THE TASK
Leave the pictures out. Return all other data exactly.

Stored data entries
○ ○ ○ ○
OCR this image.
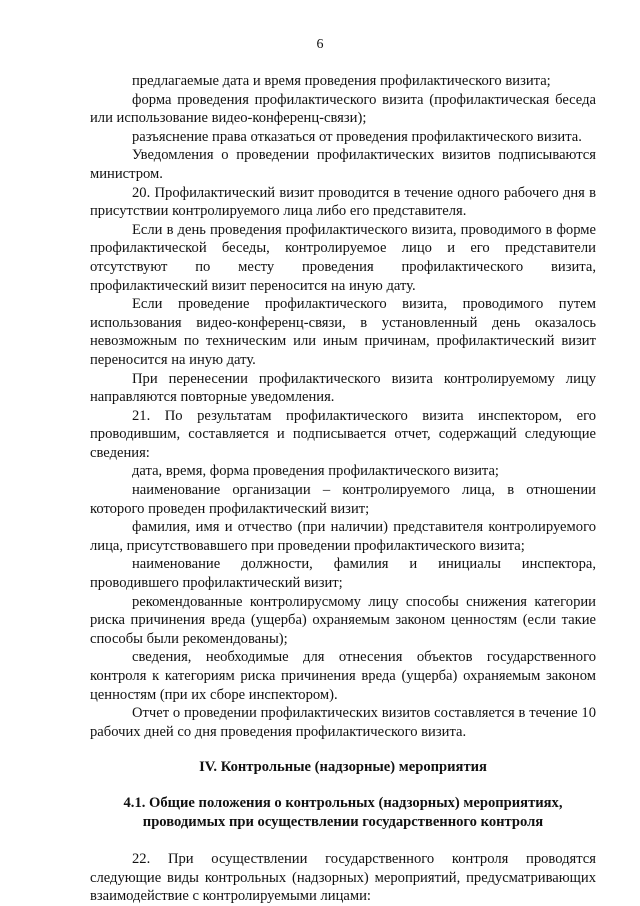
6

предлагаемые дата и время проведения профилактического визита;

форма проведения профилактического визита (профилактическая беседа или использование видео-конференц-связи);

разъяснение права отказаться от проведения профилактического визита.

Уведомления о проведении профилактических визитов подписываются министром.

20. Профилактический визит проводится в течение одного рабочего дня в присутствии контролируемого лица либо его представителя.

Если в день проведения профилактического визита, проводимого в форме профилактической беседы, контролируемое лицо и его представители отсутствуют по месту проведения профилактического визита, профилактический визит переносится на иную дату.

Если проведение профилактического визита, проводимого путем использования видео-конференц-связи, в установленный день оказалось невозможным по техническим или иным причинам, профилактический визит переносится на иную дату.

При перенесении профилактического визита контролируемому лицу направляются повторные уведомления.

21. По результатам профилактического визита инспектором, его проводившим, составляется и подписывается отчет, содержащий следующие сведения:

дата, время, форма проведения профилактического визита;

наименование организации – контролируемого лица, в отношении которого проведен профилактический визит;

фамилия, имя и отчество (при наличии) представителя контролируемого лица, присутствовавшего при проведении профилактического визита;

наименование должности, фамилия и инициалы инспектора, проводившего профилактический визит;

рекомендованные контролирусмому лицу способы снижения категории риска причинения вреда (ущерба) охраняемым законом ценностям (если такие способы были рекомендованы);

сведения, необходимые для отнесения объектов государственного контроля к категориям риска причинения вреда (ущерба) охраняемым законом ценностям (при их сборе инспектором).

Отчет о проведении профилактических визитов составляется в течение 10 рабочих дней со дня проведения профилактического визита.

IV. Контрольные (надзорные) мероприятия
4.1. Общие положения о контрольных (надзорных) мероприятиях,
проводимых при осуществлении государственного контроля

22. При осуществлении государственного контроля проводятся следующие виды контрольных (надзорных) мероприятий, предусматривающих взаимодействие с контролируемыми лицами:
○ ○ ○ ○
WRITTEN RESPONSE
OCR this image.
6

предлагаемые дата и время проведения профилактического визита;

форма проведения профилактического визита (профилактическая беседа или использование видео-конференц-связи);

разъяснение права отказаться от проведения профилактического визита.

Уведомления о проведении профилактических визитов подписываются министром.

20. Профилактический визит проводится в течение одного рабочего дня в присутствии контролируемого лица либо его представителя.

Если в день проведения профилактического визита, проводимого в форме профилактической беседы, контролируемое лицо и его представители отсутствуют по месту проведения профилактического визита, профилактический визит переносится на иную дату.

Если проведение профилактического визита, проводимого путем использования видео-конференц-связи, в установленный день оказалось невозможным по техническим или иным причинам, профилактический визит переносится на иную дату.

При перенесении профилактического визита контролируемому лицу направляются повторные уведомления.

21. По результатам профилактического визита инспектором, его проводившим, составляется и подписывается отчет, содержащий следующие сведения:

дата, время, форма проведения профилактического визита;

наименование организации – контролируемого лица, в отношении которого проведен профилактический визит;

фамилия, имя и отчество (при наличии) представителя контролируемого лица, присутствовавшего при проведении профилактического визита;

наименование должности, фамилия и инициалы инспектора, проводившего профилактический визит;

рекомендованные контролирусмому лицу способы снижения категории риска причинения вреда (ущерба) охраняемым законом ценностям (если такие способы были рекомендованы);

сведения, необходимые для отнесения объектов государственного контроля к категориям риска причинения вреда (ущерба) охраняемым законом ценностям (при их сборе инспектором).

Отчет о проведении профилактических визитов составляется в течение 10 рабочих дней со дня проведения профилактического визита.

IV. Контрольные (надзорные) мероприятия
4.1. Общие положения о контрольных (надзорных) мероприятиях,
проводимых при осуществлении государственного контроля

22. При осуществлении государственного контроля проводятся следующие виды контрольных (надзорных) мероприятий, предусматривающих взаимодействие с контролируемыми лицами:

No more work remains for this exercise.